## BEGIN Data provided

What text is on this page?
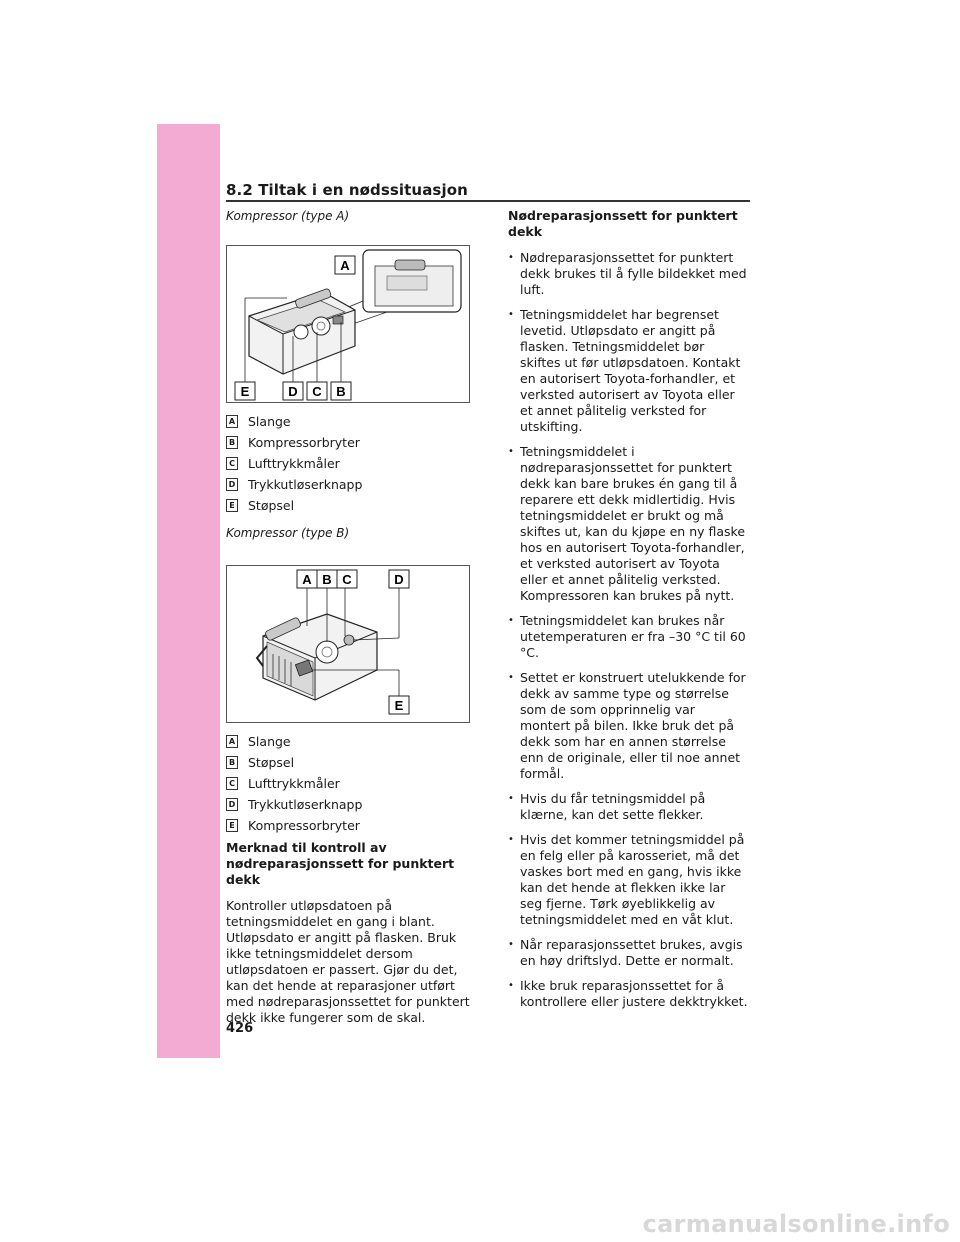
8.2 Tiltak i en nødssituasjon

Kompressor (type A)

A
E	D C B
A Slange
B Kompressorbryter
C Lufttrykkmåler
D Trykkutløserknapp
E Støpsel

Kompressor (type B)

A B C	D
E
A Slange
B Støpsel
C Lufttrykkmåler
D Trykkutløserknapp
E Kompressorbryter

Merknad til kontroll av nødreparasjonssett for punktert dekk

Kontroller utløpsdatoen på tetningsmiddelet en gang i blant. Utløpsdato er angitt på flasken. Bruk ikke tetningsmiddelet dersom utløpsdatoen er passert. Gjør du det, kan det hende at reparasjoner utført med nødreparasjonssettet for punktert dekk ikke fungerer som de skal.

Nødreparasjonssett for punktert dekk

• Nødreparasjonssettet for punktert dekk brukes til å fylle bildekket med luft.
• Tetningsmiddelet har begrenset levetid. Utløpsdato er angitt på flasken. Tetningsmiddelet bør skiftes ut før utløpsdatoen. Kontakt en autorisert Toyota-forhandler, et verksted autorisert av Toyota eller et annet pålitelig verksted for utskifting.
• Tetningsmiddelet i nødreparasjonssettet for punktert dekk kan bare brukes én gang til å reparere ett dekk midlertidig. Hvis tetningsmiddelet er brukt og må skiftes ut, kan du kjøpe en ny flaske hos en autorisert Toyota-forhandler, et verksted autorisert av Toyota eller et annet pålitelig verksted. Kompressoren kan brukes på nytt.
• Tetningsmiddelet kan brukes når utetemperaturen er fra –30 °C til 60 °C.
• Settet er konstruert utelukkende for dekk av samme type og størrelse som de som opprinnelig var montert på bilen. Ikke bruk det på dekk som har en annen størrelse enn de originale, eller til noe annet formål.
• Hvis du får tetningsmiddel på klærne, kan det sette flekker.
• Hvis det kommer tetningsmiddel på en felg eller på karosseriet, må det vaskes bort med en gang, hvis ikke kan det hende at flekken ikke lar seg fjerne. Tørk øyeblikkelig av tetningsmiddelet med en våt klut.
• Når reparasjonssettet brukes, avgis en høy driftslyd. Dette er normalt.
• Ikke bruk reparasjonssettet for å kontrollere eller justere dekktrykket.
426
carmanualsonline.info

## END Data provided
## BEGIN Data provided

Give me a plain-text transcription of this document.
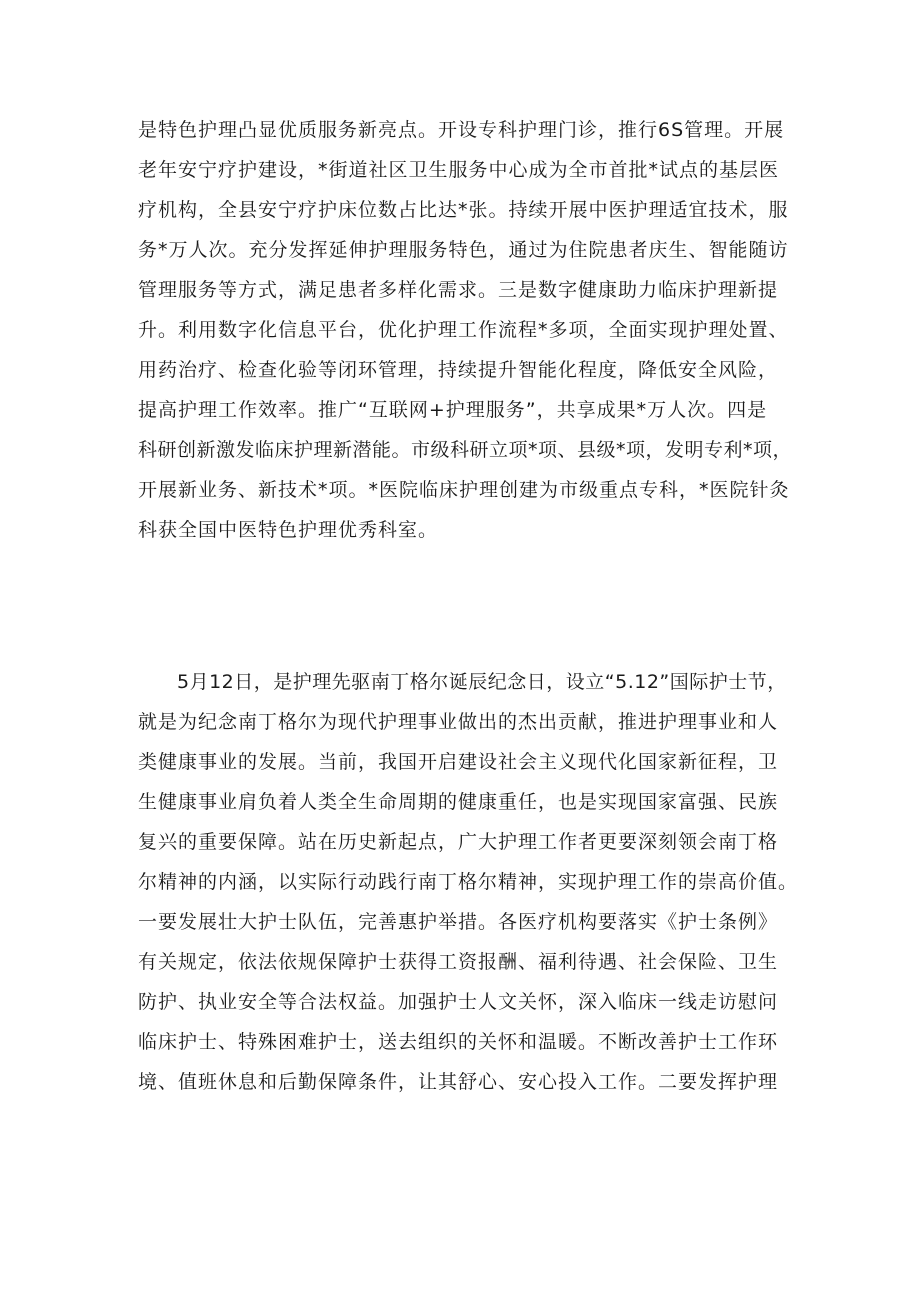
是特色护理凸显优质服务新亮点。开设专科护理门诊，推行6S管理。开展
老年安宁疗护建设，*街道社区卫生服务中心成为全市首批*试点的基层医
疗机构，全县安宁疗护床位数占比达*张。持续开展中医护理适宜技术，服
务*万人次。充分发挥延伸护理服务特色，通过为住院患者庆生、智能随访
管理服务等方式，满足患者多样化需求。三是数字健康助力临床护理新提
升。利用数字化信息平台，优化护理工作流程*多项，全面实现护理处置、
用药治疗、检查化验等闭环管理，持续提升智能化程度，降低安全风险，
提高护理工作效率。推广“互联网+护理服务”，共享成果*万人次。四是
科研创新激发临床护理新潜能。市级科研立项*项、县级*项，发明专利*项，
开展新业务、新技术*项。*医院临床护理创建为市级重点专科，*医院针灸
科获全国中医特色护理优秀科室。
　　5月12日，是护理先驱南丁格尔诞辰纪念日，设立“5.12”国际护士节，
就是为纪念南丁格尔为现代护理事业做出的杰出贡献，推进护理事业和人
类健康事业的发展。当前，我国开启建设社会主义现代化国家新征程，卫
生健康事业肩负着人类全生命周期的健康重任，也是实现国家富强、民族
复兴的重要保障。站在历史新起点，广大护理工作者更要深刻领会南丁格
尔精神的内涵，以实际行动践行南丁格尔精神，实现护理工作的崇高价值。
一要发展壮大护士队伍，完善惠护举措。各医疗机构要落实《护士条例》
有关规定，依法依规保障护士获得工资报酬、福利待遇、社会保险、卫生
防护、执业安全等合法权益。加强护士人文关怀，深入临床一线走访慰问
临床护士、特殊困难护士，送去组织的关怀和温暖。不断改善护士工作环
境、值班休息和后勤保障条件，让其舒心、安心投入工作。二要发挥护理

## END Data provided

Check each line of the material above for "Utløpsdato" and say how many lines contain it, giving the number alone.

2